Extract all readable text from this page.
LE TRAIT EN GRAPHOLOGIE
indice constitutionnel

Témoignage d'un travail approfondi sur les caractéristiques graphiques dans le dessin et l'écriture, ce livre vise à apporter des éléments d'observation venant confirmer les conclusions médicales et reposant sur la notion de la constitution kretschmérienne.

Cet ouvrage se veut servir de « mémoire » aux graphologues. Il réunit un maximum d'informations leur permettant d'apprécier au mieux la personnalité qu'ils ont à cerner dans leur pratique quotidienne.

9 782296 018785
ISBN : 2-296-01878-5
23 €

+++

- Exercise task:
Write out the full set of records exactly as given.

- Exercise response:
Extract all readable text from this page.
LE TRAIT EN GRAPHOLOGIE
indice constitutionnel

Témoignage d'un travail approfondi sur les caractéristiques graphiques dans le dessin et l'écriture, ce livre vise à apporter des éléments d'observation venant confirmer les conclusions médicales et reposant sur la notion de la constitution kretschmérienne.

Cet ouvrage se veut servir de « mémoire » aux graphologues. Il réunit un maximum d'informations leur permettant d'apprécier au mieux la personnalité qu'ils ont à cerner dans leur pratique quotidienne.

9 782296 018785
ISBN : 2-296-01878-5
23 €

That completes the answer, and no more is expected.